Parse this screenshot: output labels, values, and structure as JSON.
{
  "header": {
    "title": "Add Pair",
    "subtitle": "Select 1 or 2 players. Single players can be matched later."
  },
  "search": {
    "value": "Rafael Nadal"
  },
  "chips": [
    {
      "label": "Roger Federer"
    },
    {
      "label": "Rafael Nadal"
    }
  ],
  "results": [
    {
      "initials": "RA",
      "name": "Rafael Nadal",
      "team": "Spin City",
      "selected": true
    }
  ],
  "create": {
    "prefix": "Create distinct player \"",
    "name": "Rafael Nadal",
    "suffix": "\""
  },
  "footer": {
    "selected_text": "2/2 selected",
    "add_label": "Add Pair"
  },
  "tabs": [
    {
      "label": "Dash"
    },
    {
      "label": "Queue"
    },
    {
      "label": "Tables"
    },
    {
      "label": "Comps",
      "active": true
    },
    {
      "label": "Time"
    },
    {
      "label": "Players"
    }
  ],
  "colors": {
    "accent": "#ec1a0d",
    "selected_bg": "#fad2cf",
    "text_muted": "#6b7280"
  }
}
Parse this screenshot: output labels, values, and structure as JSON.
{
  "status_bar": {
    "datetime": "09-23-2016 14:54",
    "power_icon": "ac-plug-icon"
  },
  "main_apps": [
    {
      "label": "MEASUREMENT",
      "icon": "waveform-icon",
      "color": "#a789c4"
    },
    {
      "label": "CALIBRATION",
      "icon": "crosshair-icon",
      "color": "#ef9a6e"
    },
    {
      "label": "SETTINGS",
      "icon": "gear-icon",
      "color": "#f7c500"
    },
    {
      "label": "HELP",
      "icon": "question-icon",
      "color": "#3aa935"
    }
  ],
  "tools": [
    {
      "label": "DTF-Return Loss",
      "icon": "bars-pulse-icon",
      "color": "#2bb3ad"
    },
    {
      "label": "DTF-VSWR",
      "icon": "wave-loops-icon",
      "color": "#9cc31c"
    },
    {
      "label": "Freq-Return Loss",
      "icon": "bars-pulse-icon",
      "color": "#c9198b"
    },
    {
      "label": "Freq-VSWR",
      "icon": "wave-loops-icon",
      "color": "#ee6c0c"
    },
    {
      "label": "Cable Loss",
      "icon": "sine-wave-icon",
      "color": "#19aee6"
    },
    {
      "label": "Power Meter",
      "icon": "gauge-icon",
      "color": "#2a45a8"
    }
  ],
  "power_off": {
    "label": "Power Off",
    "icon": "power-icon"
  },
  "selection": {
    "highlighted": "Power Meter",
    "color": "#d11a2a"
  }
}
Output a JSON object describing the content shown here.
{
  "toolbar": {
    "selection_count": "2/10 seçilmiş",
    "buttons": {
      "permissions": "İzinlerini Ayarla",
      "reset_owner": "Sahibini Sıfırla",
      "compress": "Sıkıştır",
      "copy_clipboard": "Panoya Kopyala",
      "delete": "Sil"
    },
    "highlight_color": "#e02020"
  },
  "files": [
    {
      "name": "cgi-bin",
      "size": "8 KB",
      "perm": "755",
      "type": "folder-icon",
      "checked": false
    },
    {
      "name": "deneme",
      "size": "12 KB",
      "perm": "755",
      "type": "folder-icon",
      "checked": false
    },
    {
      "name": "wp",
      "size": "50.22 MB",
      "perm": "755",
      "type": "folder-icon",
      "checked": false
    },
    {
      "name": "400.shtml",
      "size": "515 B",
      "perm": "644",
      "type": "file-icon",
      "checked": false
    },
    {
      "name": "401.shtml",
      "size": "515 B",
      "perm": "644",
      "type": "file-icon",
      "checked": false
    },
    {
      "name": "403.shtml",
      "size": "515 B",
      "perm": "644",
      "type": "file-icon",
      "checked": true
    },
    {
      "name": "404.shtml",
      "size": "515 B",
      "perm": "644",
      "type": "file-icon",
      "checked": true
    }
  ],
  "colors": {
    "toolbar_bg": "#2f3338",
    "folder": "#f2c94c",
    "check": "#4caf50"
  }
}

REQUEST: The records above should be restated word for word, please.

THE RESULT:
Parse this screenshot: output labels, values, and structure as JSON.
{
  "header": {
    "title": "Add Pair",
    "subtitle": "Select 1 or 2 players. Single players can be matched later."
  },
  "search": {
    "value": "Rafael Nadal"
  },
  "chips": [
    {
      "label": "Roger Federer"
    },
    {
      "label": "Rafael Nadal"
    }
  ],
  "results": [
    {
      "initials": "RA",
      "name": "Rafael Nadal",
      "team": "Spin City",
      "selected": true
    }
  ],
  "create": {
    "prefix": "Create distinct player \"",
    "name": "Rafael Nadal",
    "suffix": "\""
  },
  "footer": {
    "selected_text": "2/2 selected",
    "add_label": "Add Pair"
  },
  "tabs": [
    {
      "label": "Dash"
    },
    {
      "label": "Queue"
    },
    {
      "label": "Tables"
    },
    {
      "label": "Comps",
      "active": true
    },
    {
      "label": "Time"
    },
    {
      "label": "Players"
    }
  ],
  "colors": {
    "accent": "#ec1a0d",
    "selected_bg": "#fad2cf",
    "text_muted": "#6b7280"
  }
}
Parse this screenshot: output labels, values, and structure as JSON.
{
  "status_bar": {
    "datetime": "09-23-2016 14:54",
    "power_icon": "ac-plug-icon"
  },
  "main_apps": [
    {
      "label": "MEASUREMENT",
      "icon": "waveform-icon",
      "color": "#a789c4"
    },
    {
      "label": "CALIBRATION",
      "icon": "crosshair-icon",
      "color": "#ef9a6e"
    },
    {
      "label": "SETTINGS",
      "icon": "gear-icon",
      "color": "#f7c500"
    },
    {
      "label": "HELP",
      "icon": "question-icon",
      "color": "#3aa935"
    }
  ],
  "tools": [
    {
      "label": "DTF-Return Loss",
      "icon": "bars-pulse-icon",
      "color": "#2bb3ad"
    },
    {
      "label": "DTF-VSWR",
      "icon": "wave-loops-icon",
      "color": "#9cc31c"
    },
    {
      "label": "Freq-Return Loss",
      "icon": "bars-pulse-icon",
      "color": "#c9198b"
    },
    {
      "label": "Freq-VSWR",
      "icon": "wave-loops-icon",
      "color": "#ee6c0c"
    },
    {
      "label": "Cable Loss",
      "icon": "sine-wave-icon",
      "color": "#19aee6"
    },
    {
      "label": "Power Meter",
      "icon": "gauge-icon",
      "color": "#2a45a8"
    }
  ],
  "power_off": {
    "label": "Power Off",
    "icon": "power-icon"
  },
  "selection": {
    "highlighted": "Power Meter",
    "color": "#d11a2a"
  }
}
Output a JSON object describing the content shown here.
{
  "toolbar": {
    "selection_count": "2/10 seçilmiş",
    "buttons": {
      "permissions": "İzinlerini Ayarla",
      "reset_owner": "Sahibini Sıfırla",
      "compress": "Sıkıştır",
      "copy_clipboard": "Panoya Kopyala",
      "delete": "Sil"
    },
    "highlight_color": "#e02020"
  },
  "files": [
    {
      "name": "cgi-bin",
      "size": "8 KB",
      "perm": "755",
      "type": "folder-icon",
      "checked": false
    },
    {
      "name": "deneme",
      "size": "12 KB",
      "perm": "755",
      "type": "folder-icon",
      "checked": false
    },
    {
      "name": "wp",
      "size": "50.22 MB",
      "perm": "755",
      "type": "folder-icon",
      "checked": false
    },
    {
      "name": "400.shtml",
      "size": "515 B",
      "perm": "644",
      "type": "file-icon",
      "checked": false
    },
    {
      "name": "401.shtml",
      "size": "515 B",
      "perm": "644",
      "type": "file-icon",
      "checked": false
    },
    {
      "name": "403.shtml",
      "size": "515 B",
      "perm": "644",
      "type": "file-icon",
      "checked": true
    },
    {
      "name": "404.shtml",
      "size": "515 B",
      "perm": "644",
      "type": "file-icon",
      "checked": true
    }
  ],
  "colors": {
    "toolbar_bg": "#2f3338",
    "folder": "#f2c94c",
    "check": "#4caf50"
  }
}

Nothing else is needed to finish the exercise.